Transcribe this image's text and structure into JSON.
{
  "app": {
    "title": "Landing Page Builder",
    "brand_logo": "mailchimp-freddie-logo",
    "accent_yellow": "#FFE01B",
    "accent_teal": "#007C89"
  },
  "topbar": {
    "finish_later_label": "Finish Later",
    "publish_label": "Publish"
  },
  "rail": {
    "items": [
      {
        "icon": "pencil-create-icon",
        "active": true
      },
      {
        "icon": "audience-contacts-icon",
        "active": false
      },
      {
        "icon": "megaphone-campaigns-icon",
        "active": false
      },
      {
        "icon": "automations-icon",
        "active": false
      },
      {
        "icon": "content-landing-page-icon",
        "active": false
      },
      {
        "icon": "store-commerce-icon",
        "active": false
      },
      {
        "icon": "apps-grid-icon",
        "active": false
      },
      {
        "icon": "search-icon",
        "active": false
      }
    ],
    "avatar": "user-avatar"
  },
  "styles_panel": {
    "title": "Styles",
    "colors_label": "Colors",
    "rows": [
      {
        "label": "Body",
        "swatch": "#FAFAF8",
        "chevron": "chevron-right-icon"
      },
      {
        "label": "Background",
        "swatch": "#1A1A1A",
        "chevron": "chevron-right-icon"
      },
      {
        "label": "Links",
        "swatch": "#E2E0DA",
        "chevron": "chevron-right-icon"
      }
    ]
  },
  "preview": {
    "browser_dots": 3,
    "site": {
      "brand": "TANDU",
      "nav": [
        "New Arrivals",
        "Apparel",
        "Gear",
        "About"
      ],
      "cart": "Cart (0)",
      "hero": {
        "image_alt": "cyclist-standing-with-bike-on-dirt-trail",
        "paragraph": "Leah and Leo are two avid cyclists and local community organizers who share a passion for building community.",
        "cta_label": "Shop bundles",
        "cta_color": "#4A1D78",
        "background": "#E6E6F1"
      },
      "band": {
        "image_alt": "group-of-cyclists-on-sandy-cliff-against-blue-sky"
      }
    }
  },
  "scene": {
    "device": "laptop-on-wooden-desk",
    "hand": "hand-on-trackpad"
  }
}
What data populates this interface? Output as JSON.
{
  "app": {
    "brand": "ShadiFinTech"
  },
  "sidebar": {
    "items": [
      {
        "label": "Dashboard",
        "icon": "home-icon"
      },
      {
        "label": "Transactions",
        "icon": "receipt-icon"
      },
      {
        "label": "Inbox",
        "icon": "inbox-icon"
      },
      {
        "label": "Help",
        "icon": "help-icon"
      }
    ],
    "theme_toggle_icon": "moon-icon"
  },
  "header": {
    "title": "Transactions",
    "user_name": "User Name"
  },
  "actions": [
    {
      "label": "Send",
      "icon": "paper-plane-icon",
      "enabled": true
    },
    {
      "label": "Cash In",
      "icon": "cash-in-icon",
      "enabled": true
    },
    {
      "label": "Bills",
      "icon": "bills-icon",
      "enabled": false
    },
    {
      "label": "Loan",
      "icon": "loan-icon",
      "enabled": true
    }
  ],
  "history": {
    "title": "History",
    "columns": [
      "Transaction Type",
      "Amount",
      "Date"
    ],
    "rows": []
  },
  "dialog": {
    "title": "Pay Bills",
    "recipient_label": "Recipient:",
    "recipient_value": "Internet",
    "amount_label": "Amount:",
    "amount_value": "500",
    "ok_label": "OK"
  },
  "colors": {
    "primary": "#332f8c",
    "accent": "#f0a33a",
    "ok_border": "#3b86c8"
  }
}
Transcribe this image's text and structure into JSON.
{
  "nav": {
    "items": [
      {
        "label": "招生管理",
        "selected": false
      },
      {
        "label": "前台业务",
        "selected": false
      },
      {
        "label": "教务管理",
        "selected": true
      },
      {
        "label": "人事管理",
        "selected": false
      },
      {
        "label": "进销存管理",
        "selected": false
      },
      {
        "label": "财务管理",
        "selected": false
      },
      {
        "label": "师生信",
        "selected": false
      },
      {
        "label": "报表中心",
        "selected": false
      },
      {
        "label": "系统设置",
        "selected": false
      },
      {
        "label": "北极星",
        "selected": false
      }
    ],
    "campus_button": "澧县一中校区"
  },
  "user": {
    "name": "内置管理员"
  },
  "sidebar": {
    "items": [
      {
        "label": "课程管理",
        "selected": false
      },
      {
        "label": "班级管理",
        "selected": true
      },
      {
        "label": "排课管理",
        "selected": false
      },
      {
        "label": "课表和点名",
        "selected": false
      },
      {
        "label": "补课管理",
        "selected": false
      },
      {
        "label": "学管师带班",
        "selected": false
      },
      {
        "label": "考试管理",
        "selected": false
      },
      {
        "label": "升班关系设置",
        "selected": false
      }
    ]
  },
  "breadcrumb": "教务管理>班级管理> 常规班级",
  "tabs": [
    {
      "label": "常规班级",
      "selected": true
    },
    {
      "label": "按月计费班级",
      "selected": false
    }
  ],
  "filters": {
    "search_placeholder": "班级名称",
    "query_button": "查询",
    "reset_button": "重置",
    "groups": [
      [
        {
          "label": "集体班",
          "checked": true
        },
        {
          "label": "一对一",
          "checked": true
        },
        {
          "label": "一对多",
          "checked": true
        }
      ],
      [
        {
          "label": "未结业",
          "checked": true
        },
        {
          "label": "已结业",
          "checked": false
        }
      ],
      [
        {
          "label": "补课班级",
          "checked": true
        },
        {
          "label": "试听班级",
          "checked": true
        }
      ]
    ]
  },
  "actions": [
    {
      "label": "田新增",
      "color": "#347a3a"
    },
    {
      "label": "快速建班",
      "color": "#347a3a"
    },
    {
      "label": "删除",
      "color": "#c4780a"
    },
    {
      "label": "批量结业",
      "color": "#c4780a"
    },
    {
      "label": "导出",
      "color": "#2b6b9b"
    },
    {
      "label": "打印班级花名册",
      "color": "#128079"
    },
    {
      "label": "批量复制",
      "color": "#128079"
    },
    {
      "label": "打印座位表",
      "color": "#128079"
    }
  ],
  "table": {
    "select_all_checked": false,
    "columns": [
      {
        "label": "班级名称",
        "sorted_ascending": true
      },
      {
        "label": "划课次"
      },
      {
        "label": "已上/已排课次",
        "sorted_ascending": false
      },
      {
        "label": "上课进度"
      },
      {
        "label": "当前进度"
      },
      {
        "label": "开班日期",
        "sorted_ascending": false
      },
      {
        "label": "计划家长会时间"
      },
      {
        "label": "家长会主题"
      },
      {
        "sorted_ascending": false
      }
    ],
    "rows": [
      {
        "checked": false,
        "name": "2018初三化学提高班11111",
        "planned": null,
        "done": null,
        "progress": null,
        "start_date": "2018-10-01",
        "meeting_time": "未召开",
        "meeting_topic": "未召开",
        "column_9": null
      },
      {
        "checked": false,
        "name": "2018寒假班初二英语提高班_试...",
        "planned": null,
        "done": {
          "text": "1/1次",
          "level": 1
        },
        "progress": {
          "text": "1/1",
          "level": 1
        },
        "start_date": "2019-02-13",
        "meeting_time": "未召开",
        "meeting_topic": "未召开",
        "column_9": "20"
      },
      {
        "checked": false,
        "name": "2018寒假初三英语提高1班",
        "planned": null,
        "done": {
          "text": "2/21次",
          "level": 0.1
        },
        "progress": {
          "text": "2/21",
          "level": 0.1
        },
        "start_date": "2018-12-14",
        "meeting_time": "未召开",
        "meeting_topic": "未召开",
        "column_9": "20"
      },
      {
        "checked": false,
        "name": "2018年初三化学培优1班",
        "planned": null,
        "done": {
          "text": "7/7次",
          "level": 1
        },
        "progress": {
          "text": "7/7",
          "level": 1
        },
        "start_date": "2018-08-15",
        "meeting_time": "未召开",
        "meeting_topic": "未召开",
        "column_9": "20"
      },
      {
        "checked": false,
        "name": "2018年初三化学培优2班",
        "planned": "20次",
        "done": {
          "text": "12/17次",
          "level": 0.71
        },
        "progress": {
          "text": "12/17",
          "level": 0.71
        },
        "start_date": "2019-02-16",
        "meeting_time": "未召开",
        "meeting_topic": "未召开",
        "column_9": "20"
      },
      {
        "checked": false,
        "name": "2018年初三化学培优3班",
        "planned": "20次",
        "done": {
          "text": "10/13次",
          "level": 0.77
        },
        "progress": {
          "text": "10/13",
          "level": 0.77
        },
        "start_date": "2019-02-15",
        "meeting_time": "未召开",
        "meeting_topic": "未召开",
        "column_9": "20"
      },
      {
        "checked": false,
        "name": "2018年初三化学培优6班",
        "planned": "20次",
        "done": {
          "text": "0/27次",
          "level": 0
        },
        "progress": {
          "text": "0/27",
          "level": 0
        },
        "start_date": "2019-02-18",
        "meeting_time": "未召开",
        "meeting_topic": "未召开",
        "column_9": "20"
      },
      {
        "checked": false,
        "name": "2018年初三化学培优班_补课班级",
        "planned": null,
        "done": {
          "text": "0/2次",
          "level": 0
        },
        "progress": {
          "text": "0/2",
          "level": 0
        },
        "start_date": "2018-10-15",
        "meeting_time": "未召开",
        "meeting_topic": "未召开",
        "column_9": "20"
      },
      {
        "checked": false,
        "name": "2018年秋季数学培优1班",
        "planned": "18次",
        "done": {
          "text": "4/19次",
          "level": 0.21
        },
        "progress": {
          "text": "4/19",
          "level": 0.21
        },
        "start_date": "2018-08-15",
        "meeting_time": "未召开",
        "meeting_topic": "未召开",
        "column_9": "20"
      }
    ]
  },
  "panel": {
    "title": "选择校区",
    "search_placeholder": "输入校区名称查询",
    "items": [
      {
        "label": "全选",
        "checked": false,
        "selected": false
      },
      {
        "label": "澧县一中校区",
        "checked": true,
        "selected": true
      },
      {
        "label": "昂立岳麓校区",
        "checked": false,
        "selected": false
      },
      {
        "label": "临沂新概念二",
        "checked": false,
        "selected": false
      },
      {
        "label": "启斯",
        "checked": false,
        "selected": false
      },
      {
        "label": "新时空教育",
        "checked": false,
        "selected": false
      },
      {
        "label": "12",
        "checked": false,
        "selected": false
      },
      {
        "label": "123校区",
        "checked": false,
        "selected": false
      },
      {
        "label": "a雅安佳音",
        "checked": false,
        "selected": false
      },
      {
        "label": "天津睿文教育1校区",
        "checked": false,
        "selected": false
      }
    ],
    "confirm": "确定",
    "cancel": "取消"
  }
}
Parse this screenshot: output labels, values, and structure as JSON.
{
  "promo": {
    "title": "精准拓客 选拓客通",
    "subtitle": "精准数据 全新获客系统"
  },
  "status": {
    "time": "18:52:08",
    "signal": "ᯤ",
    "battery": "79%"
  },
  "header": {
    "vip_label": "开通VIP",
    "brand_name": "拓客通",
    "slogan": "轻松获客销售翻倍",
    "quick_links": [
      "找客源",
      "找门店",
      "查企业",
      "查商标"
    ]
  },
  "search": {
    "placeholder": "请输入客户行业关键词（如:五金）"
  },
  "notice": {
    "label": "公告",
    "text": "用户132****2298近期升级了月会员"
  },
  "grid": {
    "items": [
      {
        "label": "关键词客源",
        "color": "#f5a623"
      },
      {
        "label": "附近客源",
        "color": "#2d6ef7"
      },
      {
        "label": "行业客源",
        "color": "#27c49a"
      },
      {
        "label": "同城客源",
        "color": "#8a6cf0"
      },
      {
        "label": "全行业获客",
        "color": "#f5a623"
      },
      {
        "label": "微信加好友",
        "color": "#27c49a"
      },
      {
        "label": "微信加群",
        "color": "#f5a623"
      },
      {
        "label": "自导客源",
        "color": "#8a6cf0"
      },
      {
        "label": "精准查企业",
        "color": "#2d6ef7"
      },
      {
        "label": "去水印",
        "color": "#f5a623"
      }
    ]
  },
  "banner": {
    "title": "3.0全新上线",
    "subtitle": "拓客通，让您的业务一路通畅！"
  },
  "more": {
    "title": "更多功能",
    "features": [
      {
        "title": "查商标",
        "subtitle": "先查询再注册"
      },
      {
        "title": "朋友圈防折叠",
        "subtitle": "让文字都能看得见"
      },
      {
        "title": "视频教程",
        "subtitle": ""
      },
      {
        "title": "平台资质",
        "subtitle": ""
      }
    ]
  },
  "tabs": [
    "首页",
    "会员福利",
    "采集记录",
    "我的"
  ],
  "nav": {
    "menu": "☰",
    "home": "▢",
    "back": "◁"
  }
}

++++++++++++++++++++

Stated task> Gather up every line from the listing above in which the word "教务管理" occurs.

Exercise answer>
        "label": "教务管理",
  "breadcrumb": "教务管理>班级管理> 常规班级",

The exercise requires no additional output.